Start of RECORDED INFORMATION

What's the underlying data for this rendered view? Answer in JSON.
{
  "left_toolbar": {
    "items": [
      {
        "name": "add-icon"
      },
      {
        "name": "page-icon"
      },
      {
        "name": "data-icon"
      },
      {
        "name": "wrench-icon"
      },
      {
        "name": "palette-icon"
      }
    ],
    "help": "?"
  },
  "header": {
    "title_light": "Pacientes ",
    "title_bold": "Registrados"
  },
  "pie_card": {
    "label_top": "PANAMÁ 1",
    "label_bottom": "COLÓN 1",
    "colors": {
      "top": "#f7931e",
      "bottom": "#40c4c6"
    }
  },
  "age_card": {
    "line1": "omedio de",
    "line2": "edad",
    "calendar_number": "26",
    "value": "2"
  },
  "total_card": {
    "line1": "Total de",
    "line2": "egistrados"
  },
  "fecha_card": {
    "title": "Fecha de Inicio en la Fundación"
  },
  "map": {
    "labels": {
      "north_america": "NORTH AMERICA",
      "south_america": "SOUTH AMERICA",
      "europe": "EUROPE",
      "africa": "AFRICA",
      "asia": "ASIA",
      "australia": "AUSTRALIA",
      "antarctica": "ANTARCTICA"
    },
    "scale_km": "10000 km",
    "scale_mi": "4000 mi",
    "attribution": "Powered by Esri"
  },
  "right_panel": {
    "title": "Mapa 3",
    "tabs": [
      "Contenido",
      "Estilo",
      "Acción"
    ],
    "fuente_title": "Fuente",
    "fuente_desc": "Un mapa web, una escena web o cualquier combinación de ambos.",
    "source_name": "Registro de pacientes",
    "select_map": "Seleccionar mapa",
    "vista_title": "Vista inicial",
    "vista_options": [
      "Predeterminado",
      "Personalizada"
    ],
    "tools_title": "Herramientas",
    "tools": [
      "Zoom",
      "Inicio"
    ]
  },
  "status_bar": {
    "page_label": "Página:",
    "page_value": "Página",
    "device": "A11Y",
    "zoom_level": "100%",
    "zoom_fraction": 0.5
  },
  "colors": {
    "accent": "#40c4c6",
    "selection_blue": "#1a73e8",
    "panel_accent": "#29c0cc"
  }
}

End of RECORDED INFORMATION

_REQUIREMENTS_. Without leaving anything out, give the entries again exactly.

_CORRECT OUTPUT_.
What's the underlying data for this rendered view? Answer in JSON.
{
  "left_toolbar": {
    "items": [
      {
        "name": "add-icon"
      },
      {
        "name": "page-icon"
      },
      {
        "name": "data-icon"
      },
      {
        "name": "wrench-icon"
      },
      {
        "name": "palette-icon"
      }
    ],
    "help": "?"
  },
  "header": {
    "title_light": "Pacientes ",
    "title_bold": "Registrados"
  },
  "pie_card": {
    "label_top": "PANAMÁ 1",
    "label_bottom": "COLÓN 1",
    "colors": {
      "top": "#f7931e",
      "bottom": "#40c4c6"
    }
  },
  "age_card": {
    "line1": "omedio de",
    "line2": "edad",
    "calendar_number": "26",
    "value": "2"
  },
  "total_card": {
    "line1": "Total de",
    "line2": "egistrados"
  },
  "fecha_card": {
    "title": "Fecha de Inicio en la Fundación"
  },
  "map": {
    "labels": {
      "north_america": "NORTH AMERICA",
      "south_america": "SOUTH AMERICA",
      "europe": "EUROPE",
      "africa": "AFRICA",
      "asia": "ASIA",
      "australia": "AUSTRALIA",
      "antarctica": "ANTARCTICA"
    },
    "scale_km": "10000 km",
    "scale_mi": "4000 mi",
    "attribution": "Powered by Esri"
  },
  "right_panel": {
    "title": "Mapa 3",
    "tabs": [
      "Contenido",
      "Estilo",
      "Acción"
    ],
    "fuente_title": "Fuente",
    "fuente_desc": "Un mapa web, una escena web o cualquier combinación de ambos.",
    "source_name": "Registro de pacientes",
    "select_map": "Seleccionar mapa",
    "vista_title": "Vista inicial",
    "vista_options": [
      "Predeterminado",
      "Personalizada"
    ],
    "tools_title": "Herramientas",
    "tools": [
      "Zoom",
      "Inicio"
    ]
  },
  "status_bar": {
    "page_label": "Página:",
    "page_value": "Página",
    "device": "A11Y",
    "zoom_level": "100%",
    "zoom_fraction": 0.5
  },
  "colors": {
    "accent": "#40c4c6",
    "selection_blue": "#1a73e8",
    "panel_accent": "#29c0cc"
  }
}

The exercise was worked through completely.